Data supplied
:::::

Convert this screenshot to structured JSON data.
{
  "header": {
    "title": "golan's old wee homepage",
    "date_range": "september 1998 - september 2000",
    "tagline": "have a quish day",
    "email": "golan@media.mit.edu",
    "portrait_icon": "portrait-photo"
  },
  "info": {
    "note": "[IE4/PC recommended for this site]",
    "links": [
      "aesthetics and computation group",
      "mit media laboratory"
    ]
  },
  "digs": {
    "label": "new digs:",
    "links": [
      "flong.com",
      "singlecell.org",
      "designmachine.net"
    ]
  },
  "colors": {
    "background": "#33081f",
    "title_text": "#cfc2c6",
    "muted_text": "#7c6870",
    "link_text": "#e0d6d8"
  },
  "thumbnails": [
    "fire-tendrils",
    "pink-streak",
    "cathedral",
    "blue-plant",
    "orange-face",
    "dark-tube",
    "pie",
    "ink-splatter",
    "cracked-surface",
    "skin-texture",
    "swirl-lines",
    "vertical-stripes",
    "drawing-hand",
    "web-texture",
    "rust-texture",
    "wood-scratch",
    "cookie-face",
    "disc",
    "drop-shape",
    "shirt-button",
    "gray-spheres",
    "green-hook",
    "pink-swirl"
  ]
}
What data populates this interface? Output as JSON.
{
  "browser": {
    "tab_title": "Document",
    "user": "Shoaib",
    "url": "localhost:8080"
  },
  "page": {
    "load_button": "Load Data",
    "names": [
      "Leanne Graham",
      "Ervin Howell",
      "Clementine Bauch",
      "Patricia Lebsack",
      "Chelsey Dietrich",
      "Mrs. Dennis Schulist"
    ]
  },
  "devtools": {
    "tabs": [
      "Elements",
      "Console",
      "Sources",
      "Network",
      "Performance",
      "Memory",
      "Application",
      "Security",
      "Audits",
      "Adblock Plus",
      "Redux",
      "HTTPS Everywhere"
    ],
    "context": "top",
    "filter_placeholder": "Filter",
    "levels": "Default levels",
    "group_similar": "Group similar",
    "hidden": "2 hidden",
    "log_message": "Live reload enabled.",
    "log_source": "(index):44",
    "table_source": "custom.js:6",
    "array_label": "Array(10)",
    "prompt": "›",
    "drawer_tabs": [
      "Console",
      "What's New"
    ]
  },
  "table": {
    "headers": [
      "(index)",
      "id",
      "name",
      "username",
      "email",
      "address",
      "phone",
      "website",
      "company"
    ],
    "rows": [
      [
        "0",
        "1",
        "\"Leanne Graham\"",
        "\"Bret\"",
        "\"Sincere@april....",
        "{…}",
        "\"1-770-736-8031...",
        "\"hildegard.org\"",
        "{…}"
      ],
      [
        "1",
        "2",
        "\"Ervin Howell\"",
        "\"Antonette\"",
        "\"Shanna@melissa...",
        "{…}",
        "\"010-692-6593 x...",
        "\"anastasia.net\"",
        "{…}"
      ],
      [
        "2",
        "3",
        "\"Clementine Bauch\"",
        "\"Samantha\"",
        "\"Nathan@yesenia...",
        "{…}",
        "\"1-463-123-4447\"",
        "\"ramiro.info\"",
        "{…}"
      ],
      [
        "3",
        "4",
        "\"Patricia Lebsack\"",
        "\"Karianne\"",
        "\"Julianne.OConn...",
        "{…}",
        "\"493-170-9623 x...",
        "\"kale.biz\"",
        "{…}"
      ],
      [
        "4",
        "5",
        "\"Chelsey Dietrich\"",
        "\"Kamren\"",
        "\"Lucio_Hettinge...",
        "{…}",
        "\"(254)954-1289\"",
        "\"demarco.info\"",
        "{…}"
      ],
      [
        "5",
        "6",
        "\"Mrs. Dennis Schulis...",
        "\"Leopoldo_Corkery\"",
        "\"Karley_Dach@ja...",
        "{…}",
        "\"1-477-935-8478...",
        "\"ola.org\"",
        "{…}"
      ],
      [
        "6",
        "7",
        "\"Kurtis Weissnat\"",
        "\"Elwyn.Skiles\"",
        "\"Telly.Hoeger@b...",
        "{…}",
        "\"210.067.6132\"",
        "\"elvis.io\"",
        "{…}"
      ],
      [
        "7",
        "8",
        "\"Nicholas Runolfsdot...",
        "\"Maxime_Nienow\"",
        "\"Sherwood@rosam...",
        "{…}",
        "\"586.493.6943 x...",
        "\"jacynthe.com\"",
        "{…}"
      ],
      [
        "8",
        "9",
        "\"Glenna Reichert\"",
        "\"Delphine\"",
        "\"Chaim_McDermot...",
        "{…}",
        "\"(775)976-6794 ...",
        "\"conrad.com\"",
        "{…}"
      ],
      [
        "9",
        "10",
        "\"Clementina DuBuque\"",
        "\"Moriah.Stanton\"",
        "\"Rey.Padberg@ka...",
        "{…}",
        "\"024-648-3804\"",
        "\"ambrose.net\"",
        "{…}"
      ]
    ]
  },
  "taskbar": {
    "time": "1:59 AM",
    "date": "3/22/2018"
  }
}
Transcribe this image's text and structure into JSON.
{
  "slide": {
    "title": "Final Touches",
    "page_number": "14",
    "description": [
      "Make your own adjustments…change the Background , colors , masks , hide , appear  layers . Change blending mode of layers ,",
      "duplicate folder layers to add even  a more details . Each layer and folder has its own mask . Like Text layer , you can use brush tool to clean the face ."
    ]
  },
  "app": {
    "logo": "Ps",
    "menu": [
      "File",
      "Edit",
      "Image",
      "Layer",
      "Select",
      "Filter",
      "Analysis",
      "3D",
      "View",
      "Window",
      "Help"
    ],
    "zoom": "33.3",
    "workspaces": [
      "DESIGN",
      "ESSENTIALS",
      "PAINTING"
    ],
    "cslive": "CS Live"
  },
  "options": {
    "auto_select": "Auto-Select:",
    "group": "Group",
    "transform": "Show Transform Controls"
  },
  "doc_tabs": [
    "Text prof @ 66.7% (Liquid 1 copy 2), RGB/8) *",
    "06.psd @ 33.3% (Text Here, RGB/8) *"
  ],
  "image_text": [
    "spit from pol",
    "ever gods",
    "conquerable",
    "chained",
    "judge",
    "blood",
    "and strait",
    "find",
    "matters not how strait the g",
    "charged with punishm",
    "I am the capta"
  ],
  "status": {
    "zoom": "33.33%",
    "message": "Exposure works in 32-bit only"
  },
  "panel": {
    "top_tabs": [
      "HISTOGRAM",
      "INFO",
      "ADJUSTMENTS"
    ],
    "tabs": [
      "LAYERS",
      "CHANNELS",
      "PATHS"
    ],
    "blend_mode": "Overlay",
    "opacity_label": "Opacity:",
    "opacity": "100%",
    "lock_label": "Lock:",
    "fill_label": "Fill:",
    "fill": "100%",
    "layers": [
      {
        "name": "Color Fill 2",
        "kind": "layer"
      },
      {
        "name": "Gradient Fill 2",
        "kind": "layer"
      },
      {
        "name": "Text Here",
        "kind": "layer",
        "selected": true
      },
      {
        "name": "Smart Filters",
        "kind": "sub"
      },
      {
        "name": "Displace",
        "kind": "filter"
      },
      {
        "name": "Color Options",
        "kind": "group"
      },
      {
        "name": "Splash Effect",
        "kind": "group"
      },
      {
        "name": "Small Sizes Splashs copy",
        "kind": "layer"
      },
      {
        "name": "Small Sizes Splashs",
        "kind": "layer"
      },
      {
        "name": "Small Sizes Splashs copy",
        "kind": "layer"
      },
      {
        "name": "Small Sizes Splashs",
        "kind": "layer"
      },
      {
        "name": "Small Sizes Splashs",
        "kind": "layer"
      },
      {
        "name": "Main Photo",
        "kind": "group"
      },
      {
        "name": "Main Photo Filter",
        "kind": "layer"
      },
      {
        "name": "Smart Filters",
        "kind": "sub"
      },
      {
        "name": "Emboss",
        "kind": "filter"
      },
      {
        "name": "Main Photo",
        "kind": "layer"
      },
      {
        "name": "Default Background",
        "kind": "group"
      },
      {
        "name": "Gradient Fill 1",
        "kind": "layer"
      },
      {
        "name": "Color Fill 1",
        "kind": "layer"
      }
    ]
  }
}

:::::

Brief
Look above for every line with the word "Clementine" and copy it.

Answer to the problem
      "Clementine Bauch",
        "\"Clementine Bauch\"",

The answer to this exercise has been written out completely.